Stated problem - The answer is one number: how many lines hold the string "nhau".

(Extracted data entries)
══════════
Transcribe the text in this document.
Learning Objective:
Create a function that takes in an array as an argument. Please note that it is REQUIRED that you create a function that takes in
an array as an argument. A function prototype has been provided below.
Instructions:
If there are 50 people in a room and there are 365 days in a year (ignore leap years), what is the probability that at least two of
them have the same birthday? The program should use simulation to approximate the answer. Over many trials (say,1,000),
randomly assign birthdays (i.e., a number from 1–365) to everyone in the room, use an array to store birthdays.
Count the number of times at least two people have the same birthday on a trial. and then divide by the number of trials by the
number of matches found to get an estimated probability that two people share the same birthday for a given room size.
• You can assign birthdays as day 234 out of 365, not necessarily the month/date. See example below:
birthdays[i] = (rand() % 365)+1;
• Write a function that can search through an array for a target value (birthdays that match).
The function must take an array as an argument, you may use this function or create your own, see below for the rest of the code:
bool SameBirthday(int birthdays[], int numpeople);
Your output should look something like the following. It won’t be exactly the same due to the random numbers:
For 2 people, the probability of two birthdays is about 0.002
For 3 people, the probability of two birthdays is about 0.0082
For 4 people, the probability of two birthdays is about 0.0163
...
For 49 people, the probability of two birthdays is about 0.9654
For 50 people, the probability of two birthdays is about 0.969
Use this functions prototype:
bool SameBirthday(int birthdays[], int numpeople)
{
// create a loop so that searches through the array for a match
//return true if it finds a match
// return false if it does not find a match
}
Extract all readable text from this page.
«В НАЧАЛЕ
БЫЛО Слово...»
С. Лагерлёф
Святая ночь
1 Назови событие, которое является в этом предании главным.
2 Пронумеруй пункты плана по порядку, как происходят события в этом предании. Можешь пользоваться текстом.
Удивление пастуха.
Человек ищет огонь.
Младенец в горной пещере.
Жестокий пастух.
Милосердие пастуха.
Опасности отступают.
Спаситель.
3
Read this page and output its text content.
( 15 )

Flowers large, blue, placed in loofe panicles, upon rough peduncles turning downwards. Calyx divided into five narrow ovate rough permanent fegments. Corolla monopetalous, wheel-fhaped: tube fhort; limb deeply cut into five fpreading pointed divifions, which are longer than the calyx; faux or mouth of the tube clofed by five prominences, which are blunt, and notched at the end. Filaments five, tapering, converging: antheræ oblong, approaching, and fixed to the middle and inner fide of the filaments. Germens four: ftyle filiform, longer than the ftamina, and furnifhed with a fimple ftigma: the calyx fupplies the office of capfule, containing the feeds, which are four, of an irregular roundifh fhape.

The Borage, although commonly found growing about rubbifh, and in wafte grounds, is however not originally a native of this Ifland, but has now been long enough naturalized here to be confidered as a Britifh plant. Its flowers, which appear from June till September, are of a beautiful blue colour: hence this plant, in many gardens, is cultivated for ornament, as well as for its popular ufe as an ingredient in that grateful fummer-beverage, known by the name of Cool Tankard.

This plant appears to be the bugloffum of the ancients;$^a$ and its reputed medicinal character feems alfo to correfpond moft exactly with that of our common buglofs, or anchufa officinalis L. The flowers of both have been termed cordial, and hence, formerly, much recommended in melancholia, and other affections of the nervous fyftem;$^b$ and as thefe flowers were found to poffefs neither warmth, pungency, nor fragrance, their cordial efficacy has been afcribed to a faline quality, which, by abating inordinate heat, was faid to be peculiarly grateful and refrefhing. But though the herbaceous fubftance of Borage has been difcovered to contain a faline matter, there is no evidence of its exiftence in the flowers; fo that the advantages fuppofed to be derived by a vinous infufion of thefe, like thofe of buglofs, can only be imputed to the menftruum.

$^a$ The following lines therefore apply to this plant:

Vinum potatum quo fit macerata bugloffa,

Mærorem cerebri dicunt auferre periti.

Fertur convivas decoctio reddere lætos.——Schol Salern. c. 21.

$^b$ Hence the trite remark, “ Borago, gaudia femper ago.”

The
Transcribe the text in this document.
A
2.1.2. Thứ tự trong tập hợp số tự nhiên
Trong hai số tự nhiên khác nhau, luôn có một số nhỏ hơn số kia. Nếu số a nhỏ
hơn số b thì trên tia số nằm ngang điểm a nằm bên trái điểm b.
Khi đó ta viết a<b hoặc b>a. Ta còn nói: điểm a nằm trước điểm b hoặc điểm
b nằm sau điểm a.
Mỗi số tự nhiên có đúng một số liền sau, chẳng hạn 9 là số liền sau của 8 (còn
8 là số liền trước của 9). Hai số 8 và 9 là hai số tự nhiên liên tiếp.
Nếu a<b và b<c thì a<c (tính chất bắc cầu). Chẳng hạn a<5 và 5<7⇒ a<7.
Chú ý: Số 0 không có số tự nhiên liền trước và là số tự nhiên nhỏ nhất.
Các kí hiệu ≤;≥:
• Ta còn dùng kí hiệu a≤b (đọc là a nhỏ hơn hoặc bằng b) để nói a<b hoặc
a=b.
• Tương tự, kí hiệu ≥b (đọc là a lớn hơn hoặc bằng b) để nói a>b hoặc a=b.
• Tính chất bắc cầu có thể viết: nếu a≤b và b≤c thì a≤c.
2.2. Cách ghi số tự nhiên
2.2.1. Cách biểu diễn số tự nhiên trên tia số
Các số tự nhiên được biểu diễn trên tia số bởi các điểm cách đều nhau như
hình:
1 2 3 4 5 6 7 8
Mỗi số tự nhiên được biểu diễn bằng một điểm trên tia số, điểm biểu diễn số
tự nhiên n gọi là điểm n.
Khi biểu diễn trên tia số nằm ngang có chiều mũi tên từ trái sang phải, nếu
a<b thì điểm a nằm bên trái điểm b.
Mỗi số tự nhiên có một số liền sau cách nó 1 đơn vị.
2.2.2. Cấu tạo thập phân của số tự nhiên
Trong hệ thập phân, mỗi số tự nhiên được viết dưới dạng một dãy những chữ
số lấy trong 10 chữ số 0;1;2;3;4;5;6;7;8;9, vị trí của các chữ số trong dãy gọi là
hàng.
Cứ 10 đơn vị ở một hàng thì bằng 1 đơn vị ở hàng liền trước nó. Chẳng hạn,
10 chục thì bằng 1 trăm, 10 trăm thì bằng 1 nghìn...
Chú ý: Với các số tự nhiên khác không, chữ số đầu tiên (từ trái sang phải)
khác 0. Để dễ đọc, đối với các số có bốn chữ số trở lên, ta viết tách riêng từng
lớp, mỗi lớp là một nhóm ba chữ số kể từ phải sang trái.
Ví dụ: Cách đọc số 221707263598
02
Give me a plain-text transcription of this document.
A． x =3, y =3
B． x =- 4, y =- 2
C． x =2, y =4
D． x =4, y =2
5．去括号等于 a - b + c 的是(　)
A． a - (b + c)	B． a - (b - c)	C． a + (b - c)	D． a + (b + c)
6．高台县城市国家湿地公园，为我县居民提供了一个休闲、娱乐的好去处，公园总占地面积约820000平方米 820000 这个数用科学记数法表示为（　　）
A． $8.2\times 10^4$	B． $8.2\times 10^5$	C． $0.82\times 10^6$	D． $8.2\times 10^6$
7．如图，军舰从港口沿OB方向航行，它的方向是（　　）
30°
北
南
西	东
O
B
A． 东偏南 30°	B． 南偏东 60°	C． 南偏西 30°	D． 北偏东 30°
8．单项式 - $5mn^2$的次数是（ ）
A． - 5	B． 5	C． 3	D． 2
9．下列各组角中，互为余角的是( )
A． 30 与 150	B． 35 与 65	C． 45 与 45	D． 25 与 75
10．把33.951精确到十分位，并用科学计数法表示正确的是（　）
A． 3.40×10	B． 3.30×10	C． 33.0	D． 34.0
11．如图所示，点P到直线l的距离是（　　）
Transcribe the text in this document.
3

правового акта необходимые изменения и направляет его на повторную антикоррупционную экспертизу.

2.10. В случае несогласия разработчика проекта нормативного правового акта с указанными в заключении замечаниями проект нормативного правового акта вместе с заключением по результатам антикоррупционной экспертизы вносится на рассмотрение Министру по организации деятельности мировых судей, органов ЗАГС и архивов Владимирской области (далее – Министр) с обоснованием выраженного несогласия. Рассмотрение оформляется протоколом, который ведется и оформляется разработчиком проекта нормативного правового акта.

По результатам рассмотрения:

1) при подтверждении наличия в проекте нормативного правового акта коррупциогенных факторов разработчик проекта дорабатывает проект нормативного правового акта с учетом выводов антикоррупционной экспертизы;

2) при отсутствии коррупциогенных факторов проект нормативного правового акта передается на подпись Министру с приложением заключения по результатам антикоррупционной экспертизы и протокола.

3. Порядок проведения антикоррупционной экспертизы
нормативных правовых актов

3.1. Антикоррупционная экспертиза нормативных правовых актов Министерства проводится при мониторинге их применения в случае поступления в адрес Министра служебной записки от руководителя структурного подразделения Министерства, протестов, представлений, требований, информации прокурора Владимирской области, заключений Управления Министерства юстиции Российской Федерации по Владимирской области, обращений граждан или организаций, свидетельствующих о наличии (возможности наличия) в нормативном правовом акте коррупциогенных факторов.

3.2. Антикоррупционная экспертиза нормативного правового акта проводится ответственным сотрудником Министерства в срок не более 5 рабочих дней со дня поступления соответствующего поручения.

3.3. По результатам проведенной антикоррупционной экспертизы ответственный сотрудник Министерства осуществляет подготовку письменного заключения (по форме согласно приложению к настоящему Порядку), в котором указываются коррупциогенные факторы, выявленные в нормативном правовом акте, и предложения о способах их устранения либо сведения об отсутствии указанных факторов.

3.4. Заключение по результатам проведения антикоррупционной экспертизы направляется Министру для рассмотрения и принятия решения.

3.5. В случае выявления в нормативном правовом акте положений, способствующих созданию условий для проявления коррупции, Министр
══════════
Response to the exercise - 2